(Goal): Transcribe the whole listing below without changing a word, but leave out every image.
Start
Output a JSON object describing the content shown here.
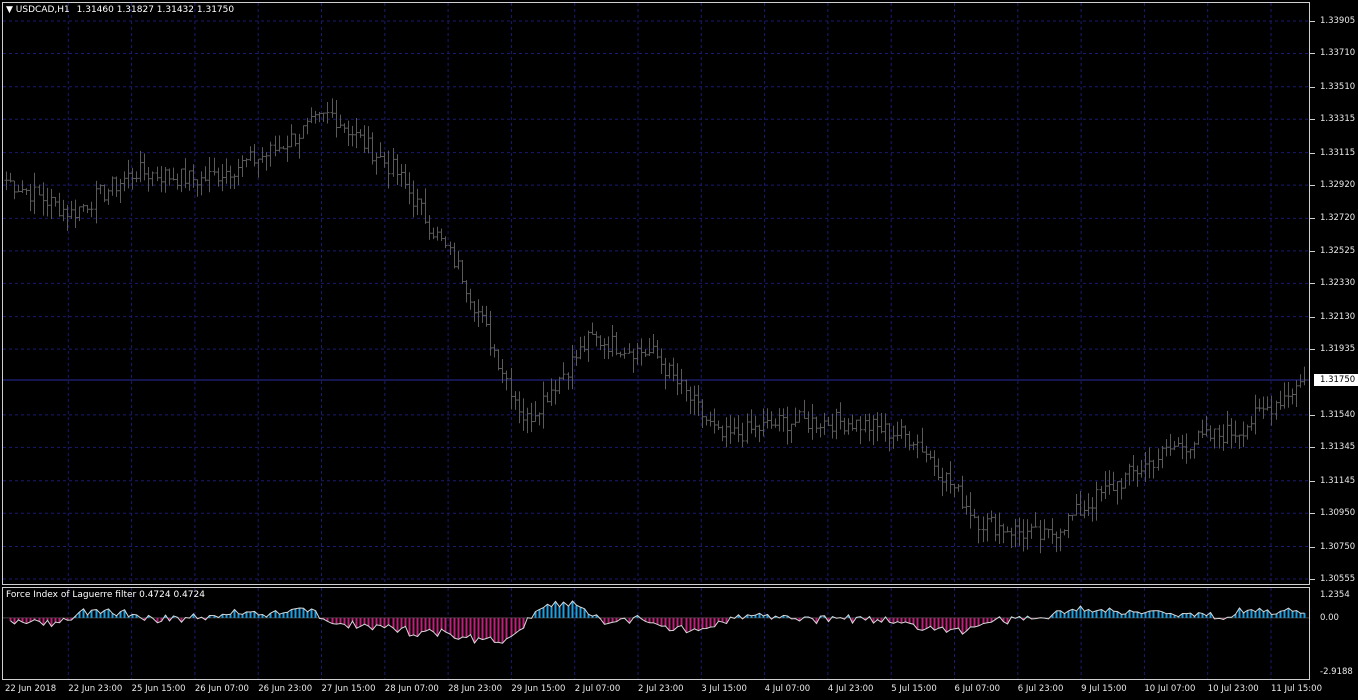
{
  "header": {
    "symbol": "USDCAD,H1",
    "ohlc": "1.31460 1.31827 1.31432 1.31750"
  },
  "indicator": {
    "title": "Force Index of Laguerre filter 0.4724 0.4724",
    "scale": [
      "1.2354",
      "0.00",
      "-2.9188"
    ]
  },
  "price_axis": [
    "1.33905",
    "1.33710",
    "1.33510",
    "1.33315",
    "1.33115",
    "1.32920",
    "1.32720",
    "1.32525",
    "1.32330",
    "1.32130",
    "1.31935",
    "1.31540",
    "1.31345",
    "1.31145",
    "1.30950",
    "1.30750",
    "1.30555"
  ],
  "current_price": "1.31750",
  "time_axis": [
    "22 Jun 2018",
    "22 Jun 23:00",
    "25 Jun 15:00",
    "26 Jun 07:00",
    "26 Jun 23:00",
    "27 Jun 15:00",
    "28 Jun 07:00",
    "28 Jun 23:00",
    "29 Jun 15:00",
    "2 Jul 07:00",
    "2 Jul 23:00",
    "3 Jul 15:00",
    "4 Jul 07:00",
    "4 Jul 23:00",
    "5 Jul 15:00",
    "6 Jul 07:00",
    "6 Jul 23:00",
    "9 Jul 15:00",
    "10 Jul 07:00",
    "10 Jul 23:00",
    "11 Jul 15:00"
  ],
  "colors": {
    "background": "#000000",
    "grid": "#1a1a6e",
    "bars": "#5a5a5a",
    "positive": "#1e9fe0",
    "negative": "#c0207a",
    "line": "#d8d8d8"
  },
  "chart_data": {
    "type": "ohlc-bar",
    "symbol": "USDCAD,H1",
    "ylim": [
      1.30555,
      1.33905
    ],
    "key_points": [
      {
        "x": "22 Jun 2018",
        "y": 1.3295
      },
      {
        "x": "22 Jun 23:00",
        "y": 1.3275
      },
      {
        "x": "25 Jun 15:00",
        "y": 1.33
      },
      {
        "x": "26 Jun 07:00",
        "y": 1.3295
      },
      {
        "x": "26 Jun 23:00",
        "y": 1.331
      },
      {
        "x": "27 Jun 15:00",
        "y": 1.3335
      },
      {
        "x": "28 Jun 07:00",
        "y": 1.33
      },
      {
        "x": "28 Jun 23:00",
        "y": 1.324
      },
      {
        "x": "29 Jun 15:00",
        "y": 1.315
      },
      {
        "x": "2 Jul 07:00",
        "y": 1.32
      },
      {
        "x": "2 Jul 23:00",
        "y": 1.319
      },
      {
        "x": "3 Jul 15:00",
        "y": 1.314
      },
      {
        "x": "4 Jul 07:00",
        "y": 1.315
      },
      {
        "x": "4 Jul 23:00",
        "y": 1.315
      },
      {
        "x": "5 Jul 15:00",
        "y": 1.314
      },
      {
        "x": "6 Jul 07:00",
        "y": 1.309
      },
      {
        "x": "6 Jul 23:00",
        "y": 1.308
      },
      {
        "x": "9 Jul 15:00",
        "y": 1.311
      },
      {
        "x": "10 Jul 07:00",
        "y": 1.3135
      },
      {
        "x": "10 Jul 23:00",
        "y": 1.3145
      },
      {
        "x": "11 Jul 15:00",
        "y": 1.3175
      }
    ],
    "indicator_range": [
      -2.9188,
      1.2354
    ]
  }
}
End
(The output):
Output a JSON object describing the content shown here.
{
  "header": {
    "symbol": "USDCAD,H1",
    "ohlc": "1.31460 1.31827 1.31432 1.31750"
  },
  "indicator": {
    "title": "Force Index of Laguerre filter 0.4724 0.4724",
    "scale": [
      "1.2354",
      "0.00",
      "-2.9188"
    ]
  },
  "price_axis": [
    "1.33905",
    "1.33710",
    "1.33510",
    "1.33315",
    "1.33115",
    "1.32920",
    "1.32720",
    "1.32525",
    "1.32330",
    "1.32130",
    "1.31935",
    "1.31540",
    "1.31345",
    "1.31145",
    "1.30950",
    "1.30750",
    "1.30555"
  ],
  "current_price": "1.31750",
  "time_axis": [
    "22 Jun 2018",
    "22 Jun 23:00",
    "25 Jun 15:00",
    "26 Jun 07:00",
    "26 Jun 23:00",
    "27 Jun 15:00",
    "28 Jun 07:00",
    "28 Jun 23:00",
    "29 Jun 15:00",
    "2 Jul 07:00",
    "2 Jul 23:00",
    "3 Jul 15:00",
    "4 Jul 07:00",
    "4 Jul 23:00",
    "5 Jul 15:00",
    "6 Jul 07:00",
    "6 Jul 23:00",
    "9 Jul 15:00",
    "10 Jul 07:00",
    "10 Jul 23:00",
    "11 Jul 15:00"
  ],
  "colors": {
    "background": "#000000",
    "grid": "#1a1a6e",
    "bars": "#5a5a5a",
    "positive": "#1e9fe0",
    "negative": "#c0207a",
    "line": "#d8d8d8"
  },
  "chart_data": {
    "type": "ohlc-bar",
    "symbol": "USDCAD,H1",
    "ylim": [
      1.30555,
      1.33905
    ],
    "key_points": [
      {
        "x": "22 Jun 2018",
        "y": 1.3295
      },
      {
        "x": "22 Jun 23:00",
        "y": 1.3275
      },
      {
        "x": "25 Jun 15:00",
        "y": 1.33
      },
      {
        "x": "26 Jun 07:00",
        "y": 1.3295
      },
      {
        "x": "26 Jun 23:00",
        "y": 1.331
      },
      {
        "x": "27 Jun 15:00",
        "y": 1.3335
      },
      {
        "x": "28 Jun 07:00",
        "y": 1.33
      },
      {
        "x": "28 Jun 23:00",
        "y": 1.324
      },
      {
        "x": "29 Jun 15:00",
        "y": 1.315
      },
      {
        "x": "2 Jul 07:00",
        "y": 1.32
      },
      {
        "x": "2 Jul 23:00",
        "y": 1.319
      },
      {
        "x": "3 Jul 15:00",
        "y": 1.314
      },
      {
        "x": "4 Jul 07:00",
        "y": 1.315
      },
      {
        "x": "4 Jul 23:00",
        "y": 1.315
      },
      {
        "x": "5 Jul 15:00",
        "y": 1.314
      },
      {
        "x": "6 Jul 07:00",
        "y": 1.309
      },
      {
        "x": "6 Jul 23:00",
        "y": 1.308
      },
      {
        "x": "9 Jul 15:00",
        "y": 1.311
      },
      {
        "x": "10 Jul 07:00",
        "y": 1.3135
      },
      {
        "x": "10 Jul 23:00",
        "y": 1.3145
      },
      {
        "x": "11 Jul 15:00",
        "y": 1.3175
      }
    ],
    "indicator_range": [
      -2.9188,
      1.2354
    ]
  }
}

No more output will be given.